PROVIDED RECORDS.
+++

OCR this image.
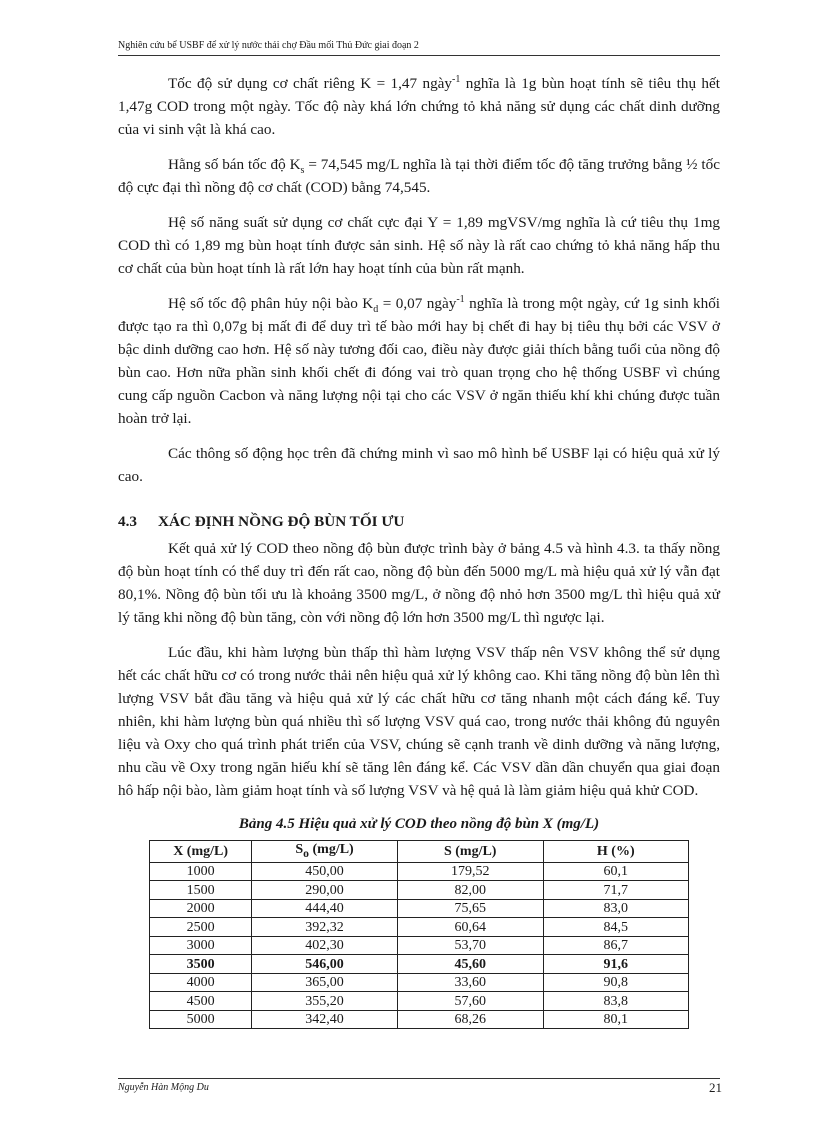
Nghiên cứu bể USBF để xử lý nước thải chợ Đầu mối Thủ Đức giai đoạn 2

Tốc độ sử dụng cơ chất riêng K = 1,47 ngày$^{-1}$ nghĩa là 1g bùn hoạt tính sẽ tiêu thụ hết 1,47g COD trong một ngày. Tốc độ này khá lớn chứng tỏ khả năng sử dụng các chất dinh dưỡng của vi sinh vật là khá cao.

Hằng số bán tốc độ $K_s = 74,545$ mg/L nghĩa là tại thời điểm tốc độ tăng trưởng bằng ½ tốc độ cực đại thì nồng độ cơ chất (COD) bằng 74,545.

Hệ số năng suất sử dụng cơ chất cực đại Y = 1,89 mgVSV/mg nghĩa là cứ tiêu thụ 1mg COD thì có 1,89 mg bùn hoạt tính được sản sinh. Hệ số này là rất cao chứng tỏ khả năng hấp thu cơ chất của bùn hoạt tính là rất lớn hay hoạt tính của bùn rất mạnh.

Hệ số tốc độ phân hủy nội bào $K_d = 0,07$ ngày$^{-1}$ nghĩa là trong một ngày, cứ 1g sinh khối được tạo ra thì 0,07g bị mất đi để duy trì tế bào mới hay bị chết đi hay bị tiêu thụ bởi các VSV ở bậc dinh dưỡng cao hơn. Hệ số này tương đối cao, điều này được giải thích bằng tuổi của nồng độ bùn cao. Hơn nữa phần sinh khối chết đi đóng vai trò quan trọng cho hệ thống USBF vì chúng cung cấp nguồn Cacbon và năng lượng nội tại cho các VSV ở ngăn thiếu khí khi chúng được tuần hoàn trở lại.

Các thông số động học trên đã chứng minh vì sao mô hình bể USBF lại có hiệu quả xử lý cao.

4.3 XÁC ĐỊNH NỒNG ĐỘ BÙN TỐI ƯU

Kết quả xử lý COD theo nồng độ bùn được trình bày ở bảng 4.5 và hình 4.3. ta thấy nồng độ bùn hoạt tính có thể duy trì đến rất cao, nồng độ bùn đến 5000 mg/L mà hiệu quả xử lý vẫn đạt 80,1%. Nồng độ bùn tối ưu là khoảng 3500 mg/L, ở nồng độ nhỏ hơn 3500 mg/L thì hiệu quả xử lý tăng khi nồng độ bùn tăng, còn với nồng độ lớn hơn 3500 mg/L thì ngược lại.

Lúc đầu, khi hàm lượng bùn thấp thì hàm lượng VSV thấp nên VSV không thể sử dụng hết các chất hữu cơ có trong nước thải nên hiệu quả xử lý không cao. Khi tăng nồng độ bùn lên thì lượng VSV bắt đầu tăng và hiệu quả xử lý các chất hữu cơ tăng nhanh một cách đáng kể. Tuy nhiên, khi hàm lượng bùn quá nhiều thì số lượng VSV quá cao, trong nước thải không đủ nguyên liệu và Oxy cho quá trình phát triển của VSV, chúng sẽ cạnh tranh về dinh dưỡng và năng lượng, nhu cầu về Oxy trong ngăn hiếu khí sẽ tăng lên đáng kể. Các VSV dần dần chuyển qua giai đoạn hô hấp nội bào, làm giảm hoạt tính và số lượng VSV và hệ quả là làm giảm hiệu quả khử COD.

Bảng 4.5 Hiệu quả xử lý COD theo nồng độ bùn X (mg/L)
X (mg/L)	$S_o$ (mg/L)	S (mg/L)	H (%)
1000	450,00	179,52	60,1
1500	290,00	82,00	71,7
2000	444,40	75,65	83,0
2500	392,32	60,64	84,5
3000	402,30	53,70	86,7
3500	546,00	45,60	91,6
4000	365,00	33,60	90,8
4500	355,20	57,60	83,8
5000	342,40	68,26	80,1
Nguyễn Hàn Mộng Du	21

+++

GIVEN TASK.
Identify the lines in the records above that contain the word "giai", then state how many there are and nothing more.

SOLUTION TO THIS TASK.
2